(Supplied passage)
Torika works across a range of media, including photography, video and mixed media site-specific installation. Her interdisciplinary practice investigates the relationship between visual culture, human ecology, postcolonial counter narrative and visual historiography of the Black Pacific. She is interested in exploring the tensions and intersections between gender, embodied knowledge, commodification, migration and globalization.
Torika’s work has been exhibited in New York, San Francisco, Mexico City, Yogyakarta and throughout Aotearoa, New Zealand and Australia. She has published in peer-reviewed journals and presented at local and international conferences and symposia about the representation of mixed-race identity; Pacific arts practice in Australia and Fiji; representations of teachers and teaching in cinema; and gender and militarism in the Pacific.

(Dataset rows)
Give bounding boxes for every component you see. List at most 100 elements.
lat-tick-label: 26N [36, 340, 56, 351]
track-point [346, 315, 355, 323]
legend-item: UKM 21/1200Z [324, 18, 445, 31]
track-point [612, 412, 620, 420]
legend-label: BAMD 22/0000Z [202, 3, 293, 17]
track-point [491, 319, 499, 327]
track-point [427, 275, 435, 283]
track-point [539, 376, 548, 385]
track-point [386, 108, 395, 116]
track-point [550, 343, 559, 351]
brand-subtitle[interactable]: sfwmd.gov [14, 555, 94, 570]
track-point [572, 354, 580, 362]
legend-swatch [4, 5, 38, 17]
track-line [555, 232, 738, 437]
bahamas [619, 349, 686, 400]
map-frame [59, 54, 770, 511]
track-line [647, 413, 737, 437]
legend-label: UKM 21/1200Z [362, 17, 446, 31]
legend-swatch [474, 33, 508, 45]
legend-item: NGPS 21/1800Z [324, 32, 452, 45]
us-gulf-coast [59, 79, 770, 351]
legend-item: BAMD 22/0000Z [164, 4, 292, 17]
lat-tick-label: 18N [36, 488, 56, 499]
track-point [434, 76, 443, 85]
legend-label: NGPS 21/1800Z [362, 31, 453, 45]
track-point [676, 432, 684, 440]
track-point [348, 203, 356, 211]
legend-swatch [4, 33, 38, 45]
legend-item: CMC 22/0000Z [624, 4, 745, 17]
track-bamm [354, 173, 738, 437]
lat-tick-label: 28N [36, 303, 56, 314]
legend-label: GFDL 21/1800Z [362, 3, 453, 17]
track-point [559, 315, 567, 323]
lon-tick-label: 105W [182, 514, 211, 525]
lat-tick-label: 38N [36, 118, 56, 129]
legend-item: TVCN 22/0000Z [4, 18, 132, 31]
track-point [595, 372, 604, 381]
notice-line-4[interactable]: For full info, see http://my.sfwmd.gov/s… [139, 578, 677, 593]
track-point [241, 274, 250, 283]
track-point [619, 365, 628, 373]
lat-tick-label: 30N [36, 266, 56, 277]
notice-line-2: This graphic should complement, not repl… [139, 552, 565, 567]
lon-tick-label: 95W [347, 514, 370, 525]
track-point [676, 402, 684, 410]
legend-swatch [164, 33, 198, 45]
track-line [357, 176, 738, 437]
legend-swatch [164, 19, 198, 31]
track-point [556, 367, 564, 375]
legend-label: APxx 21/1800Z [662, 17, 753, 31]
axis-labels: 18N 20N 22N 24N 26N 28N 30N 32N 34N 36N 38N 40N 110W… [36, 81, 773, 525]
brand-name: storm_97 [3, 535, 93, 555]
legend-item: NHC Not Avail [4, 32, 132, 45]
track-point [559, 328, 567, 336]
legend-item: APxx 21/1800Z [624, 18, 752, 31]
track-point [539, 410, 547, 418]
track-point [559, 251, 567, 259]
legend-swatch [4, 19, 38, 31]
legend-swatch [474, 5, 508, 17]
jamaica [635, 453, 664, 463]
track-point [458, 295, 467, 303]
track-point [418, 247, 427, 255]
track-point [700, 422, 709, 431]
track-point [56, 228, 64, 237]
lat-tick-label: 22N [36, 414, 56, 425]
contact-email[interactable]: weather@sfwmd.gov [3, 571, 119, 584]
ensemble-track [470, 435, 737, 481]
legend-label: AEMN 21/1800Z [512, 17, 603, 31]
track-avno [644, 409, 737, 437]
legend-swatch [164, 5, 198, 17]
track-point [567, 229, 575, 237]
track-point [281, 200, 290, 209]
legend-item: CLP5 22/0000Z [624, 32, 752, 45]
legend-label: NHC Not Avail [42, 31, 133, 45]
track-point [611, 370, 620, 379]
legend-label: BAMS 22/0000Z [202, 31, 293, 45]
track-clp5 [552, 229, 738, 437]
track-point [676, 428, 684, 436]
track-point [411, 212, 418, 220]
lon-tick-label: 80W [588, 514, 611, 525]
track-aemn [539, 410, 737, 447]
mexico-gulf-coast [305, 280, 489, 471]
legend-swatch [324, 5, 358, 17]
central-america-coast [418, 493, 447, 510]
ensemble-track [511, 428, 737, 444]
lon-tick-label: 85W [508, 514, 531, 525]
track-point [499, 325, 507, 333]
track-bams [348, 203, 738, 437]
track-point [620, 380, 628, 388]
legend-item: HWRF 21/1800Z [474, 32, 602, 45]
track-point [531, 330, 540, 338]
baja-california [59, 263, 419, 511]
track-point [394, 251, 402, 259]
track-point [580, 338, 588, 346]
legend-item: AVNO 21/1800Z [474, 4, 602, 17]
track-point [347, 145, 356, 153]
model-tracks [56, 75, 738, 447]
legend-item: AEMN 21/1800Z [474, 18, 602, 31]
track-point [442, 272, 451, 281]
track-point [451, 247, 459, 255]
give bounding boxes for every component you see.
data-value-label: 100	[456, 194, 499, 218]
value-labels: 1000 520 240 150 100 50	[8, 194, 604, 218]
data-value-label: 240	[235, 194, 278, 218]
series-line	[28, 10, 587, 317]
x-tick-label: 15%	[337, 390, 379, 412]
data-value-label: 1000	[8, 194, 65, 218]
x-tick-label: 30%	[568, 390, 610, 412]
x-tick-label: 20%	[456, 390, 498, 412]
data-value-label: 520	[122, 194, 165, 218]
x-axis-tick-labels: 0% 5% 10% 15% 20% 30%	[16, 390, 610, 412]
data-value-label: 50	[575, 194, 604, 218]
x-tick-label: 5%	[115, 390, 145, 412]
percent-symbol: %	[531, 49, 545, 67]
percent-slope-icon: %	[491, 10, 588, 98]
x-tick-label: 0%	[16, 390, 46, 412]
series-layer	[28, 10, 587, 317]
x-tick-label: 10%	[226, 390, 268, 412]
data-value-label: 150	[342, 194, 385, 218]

(Challenges)
[a] Answer these questions from the Torika profile:
(i) Which media does Torika work across?
(ii) Which cities are named as places where her work has been exhibited?
(iii) The Pacific arts practice she has published and presented on is located in which two countries?
[b] Turn the paragraph in the Torika profile that starts "Torika works across a range of media" into a short bulleted list that keeps its main facts.
[c] Reproduce the part of the Torika profile that opens with the words containing "Torika’s work has" and closes with "in the Pacific.", substituting "seminars" for "symposia".

(Solutions below)
[a]
(i) Photography, video and mixed media site-specific installation.
(ii) New York, San Francisco, Mexico City and Yogyakarta.
(iii) Australia and Fiji.

[b]
- Media: photography, video and mixed media site-specific installation
- Her interdisciplinary practice investigates visual culture, human ecology, postcolonial counter narrative and visual historiography of the Black Pacific
- Interests: tensions and intersections between gender, embodied knowledge, commodification, migration and globalization

[c]
Torika’s work has been exhibited in New York, San Francisco, Mexico City, Yogyakarta and throughout Aotearoa, New Zealand and Australia. She has published in peer-reviewed journals and presented at local and international conferences and seminars about the representation of mixed-race identity; Pacific arts practice in Australia and Fiji; representations of teachers and teaching in cinema; and gender and militarism in the Pacific.